◆ **Problem details**
Reproduce every line of the material below, but drop the pictures.

Items from a figure collection:
+ + + + +

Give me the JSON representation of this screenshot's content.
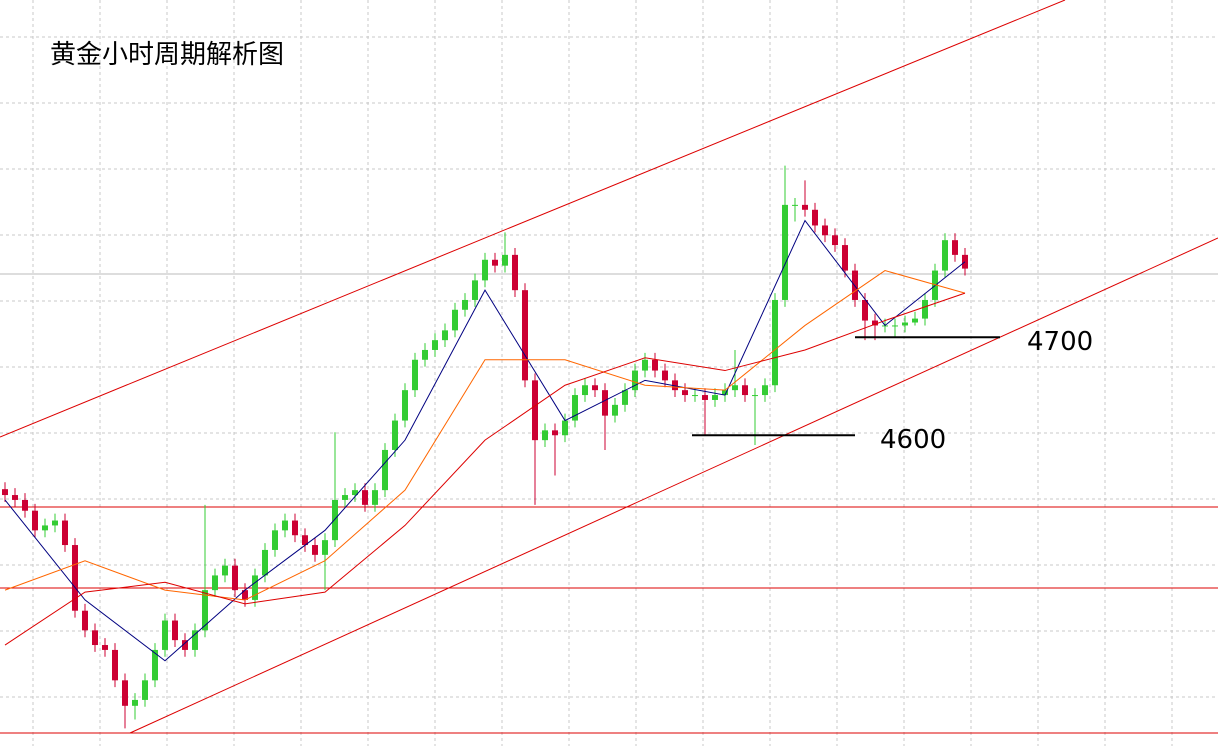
{
  "chart_data": {
    "type": "candlestick",
    "title": "黄金小时周期解析图",
    "ylim": [
      4283,
      5044
    ],
    "up_color": "#33cc33",
    "down_color": "#cc0033",
    "open": [
      4545,
      4539,
      4534,
      4523,
      4503,
      4508,
      4513,
      4488,
      4421,
      4401,
      4386,
      4381,
      4350,
      4324,
      4330,
      4350,
      4381,
      4411,
      4391,
      4381,
      4401,
      4442,
      4457,
      4467,
      4442,
      4432,
      4457,
      4483,
      4503,
      4513,
      4498,
      4488,
      4478,
      4493,
      4534,
      4539,
      4544,
      4529,
      4544,
      4585,
      4615,
      4646,
      4677,
      4687,
      4697,
      4707,
      4728,
      4738,
      4758,
      4779,
      4773,
      4784,
      4748,
      4656,
      4595,
      4605,
      4600,
      4615,
      4641,
      4651,
      4646,
      4620,
      4631,
      4646,
      4666,
      4677,
      4666,
      4656,
      4646,
      4641,
      4641,
      4636,
      4641,
      4646,
      4651,
      4641,
      4641,
      4651,
      4738,
      4835,
      4835,
      4830,
      4814,
      4804,
      4794,
      4768,
      4738,
      4717,
      4712,
      4712,
      4712,
      4715,
      4719,
      4738,
      4768,
      4799,
      4784
    ],
    "high": [
      4552,
      4546,
      4541,
      4530,
      4515,
      4520,
      4520,
      4495,
      4428,
      4408,
      4393,
      4388,
      4357,
      4337,
      4357,
      4388,
      4418,
      4418,
      4398,
      4408,
      4529,
      4464,
      4474,
      4474,
      4449,
      4464,
      4490,
      4510,
      4520,
      4520,
      4505,
      4495,
      4500,
      4603,
      4546,
      4551,
      4551,
      4551,
      4592,
      4622,
      4653,
      4684,
      4694,
      4704,
      4714,
      4735,
      4745,
      4765,
      4786,
      4786,
      4807,
      4791,
      4755,
      4663,
      4612,
      4612,
      4622,
      4648,
      4658,
      4658,
      4653,
      4638,
      4653,
      4673,
      4684,
      4684,
      4673,
      4663,
      4653,
      4648,
      4648,
      4648,
      4653,
      4687,
      4658,
      4648,
      4658,
      4745,
      4875,
      4842,
      4860,
      4837,
      4821,
      4811,
      4801,
      4775,
      4745,
      4724,
      4719,
      4719,
      4722,
      4726,
      4745,
      4775,
      4806,
      4806,
      4791
    ],
    "low": [
      4532,
      4527,
      4516,
      4496,
      4496,
      4501,
      4481,
      4414,
      4394,
      4379,
      4374,
      4343,
      4301,
      4310,
      4323,
      4343,
      4374,
      4384,
      4374,
      4374,
      4394,
      4435,
      4450,
      4435,
      4425,
      4425,
      4450,
      4476,
      4496,
      4491,
      4481,
      4471,
      4442,
      4486,
      4527,
      4532,
      4522,
      4522,
      4537,
      4578,
      4608,
      4639,
      4670,
      4680,
      4690,
      4700,
      4721,
      4731,
      4751,
      4766,
      4766,
      4741,
      4649,
      4529,
      4588,
      4559,
      4593,
      4608,
      4634,
      4639,
      4585,
      4613,
      4624,
      4639,
      4659,
      4659,
      4649,
      4639,
      4634,
      4634,
      4600,
      4629,
      4634,
      4639,
      4634,
      4590,
      4634,
      4644,
      4731,
      4818,
      4823,
      4807,
      4797,
      4787,
      4761,
      4731,
      4697,
      4697,
      4705,
      4700,
      4705,
      4712,
      4712,
      4731,
      4761,
      4777,
      4763
    ],
    "close": [
      4539,
      4534,
      4523,
      4503,
      4508,
      4513,
      4488,
      4421,
      4401,
      4386,
      4381,
      4350,
      4324,
      4330,
      4350,
      4381,
      4411,
      4391,
      4381,
      4401,
      4442,
      4457,
      4467,
      4442,
      4432,
      4457,
      4483,
      4503,
      4513,
      4498,
      4488,
      4478,
      4493,
      4534,
      4539,
      4544,
      4529,
      4544,
      4585,
      4615,
      4646,
      4677,
      4687,
      4697,
      4707,
      4728,
      4738,
      4758,
      4779,
      4773,
      4784,
      4748,
      4656,
      4595,
      4605,
      4600,
      4615,
      4641,
      4651,
      4646,
      4620,
      4631,
      4646,
      4666,
      4677,
      4666,
      4656,
      4646,
      4641,
      4641,
      4636,
      4641,
      4646,
      4651,
      4641,
      4641,
      4651,
      4738,
      4835,
      4835,
      4830,
      4814,
      4804,
      4794,
      4768,
      4738,
      4717,
      4712,
      4712,
      4712,
      4715,
      4719,
      4738,
      4768,
      4799,
      4784,
      4770
    ],
    "ma": [
      {
        "color": "#000080",
        "x": [
          0,
          8,
          16,
          24,
          32,
          40,
          48,
          56,
          64,
          72,
          80,
          88,
          96
        ],
        "values": [
          4534,
          4432,
          4370,
          4442,
          4503,
          4595,
          4748,
          4615,
          4656,
          4641,
          4819,
          4712,
          4777
        ]
      },
      {
        "color": "#ff6600",
        "x": [
          0,
          8,
          16,
          24,
          32,
          40,
          48,
          56,
          64,
          72,
          80,
          88,
          96
        ],
        "values": [
          4442,
          4472,
          4442,
          4432,
          4472,
          4544,
          4677,
          4677,
          4651,
          4646,
          4712,
          4768,
          4745
        ]
      },
      {
        "color": "#dd0000",
        "x": [
          0,
          8,
          16,
          24,
          32,
          40,
          48,
          56,
          64,
          72,
          80,
          88,
          96
        ],
        "values": [
          4386,
          4440,
          4450,
          4428,
          4440,
          4508,
          4595,
          4651,
          4679,
          4666,
          4687,
          4717,
          4745
        ]
      }
    ],
    "levels": [
      4600,
      4700
    ]
  }
}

+ + + + +

◆ **Task result**
Give me the JSON representation of this screenshot's content.
{
  "chart_data": {
    "type": "candlestick",
    "title": "黄金小时周期解析图",
    "ylim": [
      4283,
      5044
    ],
    "up_color": "#33cc33",
    "down_color": "#cc0033",
    "open": [
      4545,
      4539,
      4534,
      4523,
      4503,
      4508,
      4513,
      4488,
      4421,
      4401,
      4386,
      4381,
      4350,
      4324,
      4330,
      4350,
      4381,
      4411,
      4391,
      4381,
      4401,
      4442,
      4457,
      4467,
      4442,
      4432,
      4457,
      4483,
      4503,
      4513,
      4498,
      4488,
      4478,
      4493,
      4534,
      4539,
      4544,
      4529,
      4544,
      4585,
      4615,
      4646,
      4677,
      4687,
      4697,
      4707,
      4728,
      4738,
      4758,
      4779,
      4773,
      4784,
      4748,
      4656,
      4595,
      4605,
      4600,
      4615,
      4641,
      4651,
      4646,
      4620,
      4631,
      4646,
      4666,
      4677,
      4666,
      4656,
      4646,
      4641,
      4641,
      4636,
      4641,
      4646,
      4651,
      4641,
      4641,
      4651,
      4738,
      4835,
      4835,
      4830,
      4814,
      4804,
      4794,
      4768,
      4738,
      4717,
      4712,
      4712,
      4712,
      4715,
      4719,
      4738,
      4768,
      4799,
      4784
    ],
    "high": [
      4552,
      4546,
      4541,
      4530,
      4515,
      4520,
      4520,
      4495,
      4428,
      4408,
      4393,
      4388,
      4357,
      4337,
      4357,
      4388,
      4418,
      4418,
      4398,
      4408,
      4529,
      4464,
      4474,
      4474,
      4449,
      4464,
      4490,
      4510,
      4520,
      4520,
      4505,
      4495,
      4500,
      4603,
      4546,
      4551,
      4551,
      4551,
      4592,
      4622,
      4653,
      4684,
      4694,
      4704,
      4714,
      4735,
      4745,
      4765,
      4786,
      4786,
      4807,
      4791,
      4755,
      4663,
      4612,
      4612,
      4622,
      4648,
      4658,
      4658,
      4653,
      4638,
      4653,
      4673,
      4684,
      4684,
      4673,
      4663,
      4653,
      4648,
      4648,
      4648,
      4653,
      4687,
      4658,
      4648,
      4658,
      4745,
      4875,
      4842,
      4860,
      4837,
      4821,
      4811,
      4801,
      4775,
      4745,
      4724,
      4719,
      4719,
      4722,
      4726,
      4745,
      4775,
      4806,
      4806,
      4791
    ],
    "low": [
      4532,
      4527,
      4516,
      4496,
      4496,
      4501,
      4481,
      4414,
      4394,
      4379,
      4374,
      4343,
      4301,
      4310,
      4323,
      4343,
      4374,
      4384,
      4374,
      4374,
      4394,
      4435,
      4450,
      4435,
      4425,
      4425,
      4450,
      4476,
      4496,
      4491,
      4481,
      4471,
      4442,
      4486,
      4527,
      4532,
      4522,
      4522,
      4537,
      4578,
      4608,
      4639,
      4670,
      4680,
      4690,
      4700,
      4721,
      4731,
      4751,
      4766,
      4766,
      4741,
      4649,
      4529,
      4588,
      4559,
      4593,
      4608,
      4634,
      4639,
      4585,
      4613,
      4624,
      4639,
      4659,
      4659,
      4649,
      4639,
      4634,
      4634,
      4600,
      4629,
      4634,
      4639,
      4634,
      4590,
      4634,
      4644,
      4731,
      4818,
      4823,
      4807,
      4797,
      4787,
      4761,
      4731,
      4697,
      4697,
      4705,
      4700,
      4705,
      4712,
      4712,
      4731,
      4761,
      4777,
      4763
    ],
    "close": [
      4539,
      4534,
      4523,
      4503,
      4508,
      4513,
      4488,
      4421,
      4401,
      4386,
      4381,
      4350,
      4324,
      4330,
      4350,
      4381,
      4411,
      4391,
      4381,
      4401,
      4442,
      4457,
      4467,
      4442,
      4432,
      4457,
      4483,
      4503,
      4513,
      4498,
      4488,
      4478,
      4493,
      4534,
      4539,
      4544,
      4529,
      4544,
      4585,
      4615,
      4646,
      4677,
      4687,
      4697,
      4707,
      4728,
      4738,
      4758,
      4779,
      4773,
      4784,
      4748,
      4656,
      4595,
      4605,
      4600,
      4615,
      4641,
      4651,
      4646,
      4620,
      4631,
      4646,
      4666,
      4677,
      4666,
      4656,
      4646,
      4641,
      4641,
      4636,
      4641,
      4646,
      4651,
      4641,
      4641,
      4651,
      4738,
      4835,
      4835,
      4830,
      4814,
      4804,
      4794,
      4768,
      4738,
      4717,
      4712,
      4712,
      4712,
      4715,
      4719,
      4738,
      4768,
      4799,
      4784,
      4770
    ],
    "ma": [
      {
        "color": "#000080",
        "x": [
          0,
          8,
          16,
          24,
          32,
          40,
          48,
          56,
          64,
          72,
          80,
          88,
          96
        ],
        "values": [
          4534,
          4432,
          4370,
          4442,
          4503,
          4595,
          4748,
          4615,
          4656,
          4641,
          4819,
          4712,
          4777
        ]
      },
      {
        "color": "#ff6600",
        "x": [
          0,
          8,
          16,
          24,
          32,
          40,
          48,
          56,
          64,
          72,
          80,
          88,
          96
        ],
        "values": [
          4442,
          4472,
          4442,
          4432,
          4472,
          4544,
          4677,
          4677,
          4651,
          4646,
          4712,
          4768,
          4745
        ]
      },
      {
        "color": "#dd0000",
        "x": [
          0,
          8,
          16,
          24,
          32,
          40,
          48,
          56,
          64,
          72,
          80,
          88,
          96
        ],
        "values": [
          4386,
          4440,
          4450,
          4428,
          4440,
          4508,
          4595,
          4651,
          4679,
          4666,
          4687,
          4717,
          4745
        ]
      }
    ],
    "levels": [
      4600,
      4700
    ]
  }
}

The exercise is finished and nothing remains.